--- Texte fourni ---
***
Aveuglé par le racisme, le président tunisien affecte de voler au secours de l’Islam et de l’identité arabe en singeant une théorie du complot qui a légitimé les pires politiques et les plus meurtriers attentats islamophobes du siècle. Alors que plusieurs ONG s’alarment depuis de nombreux mois d’un climat xénophobe et négrophobe qui s’intensifie, s’accompagnant de violations des droits humains, Kaïs Saïed a fait le choix d’accompagner et même d’intensifier cette lame de fond chauviniste raciste.

Depuis la publication de ces propos, les associations d’étudiants issus de différents pays d’Afrique subsaharienne recommandent à leurs membres la plus extrême prudence. Les administrations de certaines universités se sentent obligées de rassurer leurs usagers noirs face à l’éventualité prochaine de purges, alors que d’autres prennent au contraire le parti de multiplier les contrôles afin de traquer les irrégularités. Chacun est comme tenu de prendre position face à l’éventualité d’un nettoyage ethnique. Les propos du président participent à la construction d’un véritable climat de lynchage qui pousse déjà certains immigrés à quitter le pays. A bon droit, des manifestations s’organisent pour lutter contre ce racisme et cette tentation fasciste de plus en plus assumée. Mais derrière cette xénophobie se cache aussi un racisme structurel qui touche les migrants sub sahariens et tout autant les Tunisiens noirs qui sont invisibilisés et ignorés mais tout autant victimes d’attaques racistes et de traitements indignes.
***
--- Données de l'exercice ---
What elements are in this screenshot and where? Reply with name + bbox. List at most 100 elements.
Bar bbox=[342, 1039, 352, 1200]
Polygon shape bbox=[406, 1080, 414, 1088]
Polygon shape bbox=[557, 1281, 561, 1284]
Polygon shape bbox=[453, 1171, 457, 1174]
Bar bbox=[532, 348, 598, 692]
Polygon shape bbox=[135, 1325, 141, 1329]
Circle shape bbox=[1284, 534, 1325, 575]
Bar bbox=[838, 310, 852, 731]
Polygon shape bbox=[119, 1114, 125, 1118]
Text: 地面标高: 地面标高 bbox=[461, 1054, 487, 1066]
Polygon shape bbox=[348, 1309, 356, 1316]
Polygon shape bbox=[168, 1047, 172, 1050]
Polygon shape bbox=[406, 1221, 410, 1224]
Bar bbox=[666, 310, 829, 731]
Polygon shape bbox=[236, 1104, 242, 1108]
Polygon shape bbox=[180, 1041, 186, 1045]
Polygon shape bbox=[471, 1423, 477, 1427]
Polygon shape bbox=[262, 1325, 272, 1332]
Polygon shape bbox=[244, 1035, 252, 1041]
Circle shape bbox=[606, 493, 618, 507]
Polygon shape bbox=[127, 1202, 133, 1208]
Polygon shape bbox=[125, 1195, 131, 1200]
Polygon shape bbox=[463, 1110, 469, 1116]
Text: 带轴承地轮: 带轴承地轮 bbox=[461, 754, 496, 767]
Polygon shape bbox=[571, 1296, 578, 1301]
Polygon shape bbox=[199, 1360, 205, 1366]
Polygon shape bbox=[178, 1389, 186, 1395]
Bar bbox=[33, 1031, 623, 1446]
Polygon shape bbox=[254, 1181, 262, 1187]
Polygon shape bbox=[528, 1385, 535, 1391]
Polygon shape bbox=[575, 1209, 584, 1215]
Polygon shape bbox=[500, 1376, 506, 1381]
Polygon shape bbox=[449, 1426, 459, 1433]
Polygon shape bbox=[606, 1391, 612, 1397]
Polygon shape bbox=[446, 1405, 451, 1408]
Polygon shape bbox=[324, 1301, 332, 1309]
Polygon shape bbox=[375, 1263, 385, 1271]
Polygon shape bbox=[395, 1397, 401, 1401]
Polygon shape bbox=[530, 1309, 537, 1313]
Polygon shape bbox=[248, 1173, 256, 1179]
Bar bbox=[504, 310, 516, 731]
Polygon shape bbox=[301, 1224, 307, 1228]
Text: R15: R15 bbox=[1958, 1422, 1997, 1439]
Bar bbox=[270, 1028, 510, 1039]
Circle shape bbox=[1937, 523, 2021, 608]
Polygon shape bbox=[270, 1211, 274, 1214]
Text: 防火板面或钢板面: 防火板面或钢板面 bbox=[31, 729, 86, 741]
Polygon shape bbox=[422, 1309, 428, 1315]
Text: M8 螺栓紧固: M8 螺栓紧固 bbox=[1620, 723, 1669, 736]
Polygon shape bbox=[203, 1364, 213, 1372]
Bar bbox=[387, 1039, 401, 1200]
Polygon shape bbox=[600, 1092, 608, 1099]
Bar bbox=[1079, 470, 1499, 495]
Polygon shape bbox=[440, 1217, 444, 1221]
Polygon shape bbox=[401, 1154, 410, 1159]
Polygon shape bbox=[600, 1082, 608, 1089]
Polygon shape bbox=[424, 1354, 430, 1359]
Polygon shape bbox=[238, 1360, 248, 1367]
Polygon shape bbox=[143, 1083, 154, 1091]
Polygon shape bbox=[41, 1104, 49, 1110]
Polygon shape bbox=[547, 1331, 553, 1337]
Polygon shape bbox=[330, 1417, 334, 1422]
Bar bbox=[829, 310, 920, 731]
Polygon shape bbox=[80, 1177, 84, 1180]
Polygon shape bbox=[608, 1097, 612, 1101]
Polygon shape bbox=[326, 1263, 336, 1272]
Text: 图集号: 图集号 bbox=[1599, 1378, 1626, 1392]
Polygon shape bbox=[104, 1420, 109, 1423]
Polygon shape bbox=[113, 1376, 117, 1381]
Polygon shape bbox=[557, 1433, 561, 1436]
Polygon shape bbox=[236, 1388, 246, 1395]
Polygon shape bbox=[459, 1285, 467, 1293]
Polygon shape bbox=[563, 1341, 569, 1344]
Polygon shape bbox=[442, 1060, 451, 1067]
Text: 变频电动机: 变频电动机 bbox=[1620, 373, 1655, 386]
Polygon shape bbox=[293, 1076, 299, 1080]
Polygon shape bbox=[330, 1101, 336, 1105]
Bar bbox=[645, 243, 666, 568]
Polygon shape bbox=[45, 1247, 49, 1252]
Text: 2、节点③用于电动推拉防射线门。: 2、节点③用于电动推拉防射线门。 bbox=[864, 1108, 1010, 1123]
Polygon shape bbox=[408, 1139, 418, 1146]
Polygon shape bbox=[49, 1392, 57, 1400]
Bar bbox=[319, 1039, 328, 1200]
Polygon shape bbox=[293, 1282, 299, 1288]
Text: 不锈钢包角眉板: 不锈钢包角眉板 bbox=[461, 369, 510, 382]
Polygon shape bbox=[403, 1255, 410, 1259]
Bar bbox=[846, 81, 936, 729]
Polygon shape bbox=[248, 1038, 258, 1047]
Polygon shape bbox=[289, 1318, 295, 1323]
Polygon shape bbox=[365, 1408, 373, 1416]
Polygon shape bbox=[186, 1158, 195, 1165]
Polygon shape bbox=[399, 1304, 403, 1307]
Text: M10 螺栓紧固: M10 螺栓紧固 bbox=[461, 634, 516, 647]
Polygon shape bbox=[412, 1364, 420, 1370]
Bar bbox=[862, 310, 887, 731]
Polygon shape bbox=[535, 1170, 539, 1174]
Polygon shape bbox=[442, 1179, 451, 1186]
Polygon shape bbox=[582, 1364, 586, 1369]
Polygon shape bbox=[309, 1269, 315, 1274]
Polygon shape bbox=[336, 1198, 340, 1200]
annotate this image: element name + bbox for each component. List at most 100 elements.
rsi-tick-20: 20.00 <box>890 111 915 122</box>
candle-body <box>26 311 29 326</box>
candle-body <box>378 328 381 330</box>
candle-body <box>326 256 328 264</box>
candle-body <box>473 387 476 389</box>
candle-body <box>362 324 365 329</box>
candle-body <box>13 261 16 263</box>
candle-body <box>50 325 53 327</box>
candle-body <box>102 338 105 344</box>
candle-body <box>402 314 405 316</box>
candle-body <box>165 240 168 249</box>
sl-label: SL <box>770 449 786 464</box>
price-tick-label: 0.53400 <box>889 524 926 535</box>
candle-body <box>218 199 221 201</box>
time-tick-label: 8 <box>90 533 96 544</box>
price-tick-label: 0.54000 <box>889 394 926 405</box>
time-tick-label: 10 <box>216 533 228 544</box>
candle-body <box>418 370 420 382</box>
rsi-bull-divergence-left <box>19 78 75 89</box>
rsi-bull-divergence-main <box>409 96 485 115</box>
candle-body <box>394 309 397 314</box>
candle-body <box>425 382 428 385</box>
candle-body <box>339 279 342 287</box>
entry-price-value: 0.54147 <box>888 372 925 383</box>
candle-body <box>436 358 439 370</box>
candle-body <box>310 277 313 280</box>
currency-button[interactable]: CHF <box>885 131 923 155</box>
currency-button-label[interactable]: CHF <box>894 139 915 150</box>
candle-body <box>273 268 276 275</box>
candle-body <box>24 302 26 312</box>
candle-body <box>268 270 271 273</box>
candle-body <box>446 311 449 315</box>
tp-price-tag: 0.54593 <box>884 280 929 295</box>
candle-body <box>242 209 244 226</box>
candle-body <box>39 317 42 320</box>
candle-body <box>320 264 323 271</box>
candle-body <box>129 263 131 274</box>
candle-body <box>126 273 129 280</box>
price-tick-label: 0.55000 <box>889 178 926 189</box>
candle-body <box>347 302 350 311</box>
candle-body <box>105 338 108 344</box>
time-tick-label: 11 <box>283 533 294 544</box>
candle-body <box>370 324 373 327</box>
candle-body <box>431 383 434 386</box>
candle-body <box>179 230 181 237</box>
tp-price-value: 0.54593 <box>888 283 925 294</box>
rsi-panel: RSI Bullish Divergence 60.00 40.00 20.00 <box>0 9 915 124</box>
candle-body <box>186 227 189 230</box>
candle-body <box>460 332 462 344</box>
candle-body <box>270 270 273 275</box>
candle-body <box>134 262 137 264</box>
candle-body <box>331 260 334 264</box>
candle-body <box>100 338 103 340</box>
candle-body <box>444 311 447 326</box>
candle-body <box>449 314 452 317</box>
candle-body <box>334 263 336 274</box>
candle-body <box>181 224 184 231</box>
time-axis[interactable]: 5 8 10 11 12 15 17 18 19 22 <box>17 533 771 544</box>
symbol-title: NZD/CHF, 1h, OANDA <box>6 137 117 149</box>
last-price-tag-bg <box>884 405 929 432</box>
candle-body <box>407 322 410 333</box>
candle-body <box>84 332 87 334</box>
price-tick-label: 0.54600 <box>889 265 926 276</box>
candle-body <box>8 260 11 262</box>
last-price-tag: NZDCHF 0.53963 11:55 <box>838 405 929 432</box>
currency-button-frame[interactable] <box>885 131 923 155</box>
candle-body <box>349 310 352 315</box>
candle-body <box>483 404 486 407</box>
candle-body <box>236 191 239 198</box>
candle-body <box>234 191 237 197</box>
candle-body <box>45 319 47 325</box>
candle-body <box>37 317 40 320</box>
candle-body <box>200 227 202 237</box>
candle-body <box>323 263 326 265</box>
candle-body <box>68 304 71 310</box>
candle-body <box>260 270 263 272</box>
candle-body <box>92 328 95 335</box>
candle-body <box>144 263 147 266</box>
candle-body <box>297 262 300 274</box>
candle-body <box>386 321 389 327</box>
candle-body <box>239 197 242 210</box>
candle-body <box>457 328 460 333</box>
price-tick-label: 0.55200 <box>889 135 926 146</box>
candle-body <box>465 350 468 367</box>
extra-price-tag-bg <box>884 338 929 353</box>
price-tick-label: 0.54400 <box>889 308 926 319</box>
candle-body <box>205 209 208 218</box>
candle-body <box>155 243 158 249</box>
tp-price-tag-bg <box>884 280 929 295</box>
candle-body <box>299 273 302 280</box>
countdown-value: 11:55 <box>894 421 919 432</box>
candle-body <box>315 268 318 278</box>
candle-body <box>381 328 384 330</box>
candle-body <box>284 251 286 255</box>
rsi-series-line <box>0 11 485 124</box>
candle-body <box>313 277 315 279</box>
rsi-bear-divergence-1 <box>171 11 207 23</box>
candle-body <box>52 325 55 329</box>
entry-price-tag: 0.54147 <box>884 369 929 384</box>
***
--- Défis proposés ---
A. Recopiez mot pour mot le listing, depuis son début jusqu'à la ligne contenant « Bar bbox=[270, 1028, 510, 1039] », celle-ci comprise.
B. Prolongez le texte sur le racisme en Tunisie à partir de sa dernière phrase.
Le texte et le listing ne sont liés d'aucune manière.

--- Les réponses ---
A.
What elements are in this screenshot and where? Reply with name + bbox. List at most 100 elements.
Bar bbox=[342, 1039, 352, 1200]
Polygon shape bbox=[406, 1080, 414, 1088]
Polygon shape bbox=[557, 1281, 561, 1284]
Polygon shape bbox=[453, 1171, 457, 1174]
Bar bbox=[532, 348, 598, 692]
Polygon shape bbox=[135, 1325, 141, 1329]
Circle shape bbox=[1284, 534, 1325, 575]
Bar bbox=[838, 310, 852, 731]
Polygon shape bbox=[119, 1114, 125, 1118]
Text: 地面标高: 地面标高 bbox=[461, 1054, 487, 1066]
Polygon shape bbox=[348, 1309, 356, 1316]
Polygon shape bbox=[168, 1047, 172, 1050]
Polygon shape bbox=[406, 1221, 410, 1224]
Bar bbox=[666, 310, 829, 731]
Polygon shape bbox=[236, 1104, 242, 1108]
Polygon shape bbox=[180, 1041, 186, 1045]
Polygon shape bbox=[471, 1423, 477, 1427]
Polygon shape bbox=[262, 1325, 272, 1332]
Polygon shape bbox=[244, 1035, 252, 1041]
Circle shape bbox=[606, 493, 618, 507]
Polygon shape bbox=[127, 1202, 133, 1208]
Polygon shape bbox=[125, 1195, 131, 1200]
Polygon shape bbox=[463, 1110, 469, 1116]
Text: 带轴承地轮: 带轴承地轮 bbox=[461, 754, 496, 767]
Polygon shape bbox=[571, 1296, 578, 1301]
Polygon shape bbox=[199, 1360, 205, 1366]
Polygon shape bbox=[178, 1389, 186, 1395]
Bar bbox=[33, 1031, 623, 1446]
Polygon shape bbox=[254, 1181, 262, 1187]
Polygon shape bbox=[528, 1385, 535, 1391]
Polygon shape bbox=[575, 1209, 584, 1215]
Polygon shape bbox=[500, 1376, 506, 1381]
Polygon shape bbox=[449, 1426, 459, 1433]
Polygon shape bbox=[606, 1391, 612, 1397]
Polygon shape bbox=[446, 1405, 451, 1408]
Polygon shape bbox=[324, 1301, 332, 1309]
Polygon shape bbox=[375, 1263, 385, 1271]
Polygon shape bbox=[395, 1397, 401, 1401]
Polygon shape bbox=[530, 1309, 537, 1313]
Polygon shape bbox=[248, 1173, 256, 1179]
Bar bbox=[504, 310, 516, 731]
Polygon shape bbox=[301, 1224, 307, 1228]
Text: R15: R15 bbox=[1958, 1422, 1997, 1439]
Bar bbox=[270, 1028, 510, 1039]

B.
Ni les crises politiques, ni la position subalterne de la Tunisie dans l’ordre international ne peuvent servir de circonstance atténuante à l’expression de cette négrophobie d’État. Comme l’écrit Frantz Fanon, « Une société est raciste ou ne l’est pas. Il n’existe pas de degrés du racisme. » Une culture nationale dont la survie exige l’humiliation, le harcèlement et la traque des populations noires ne mérite pas d’être sauvée.

La Fondation Frantz Fanon affirme sa solidarité sans réserve à l’égard des populations noires qui doivent faire face au racisme d’État actuel en Tunisie. Elle affirme également son soutien à toutes les organisations, ainsi qu’à toutes les citoyennes et les citoyens tunisiens qui ont fait le choix de s’opposer à la négrophobie.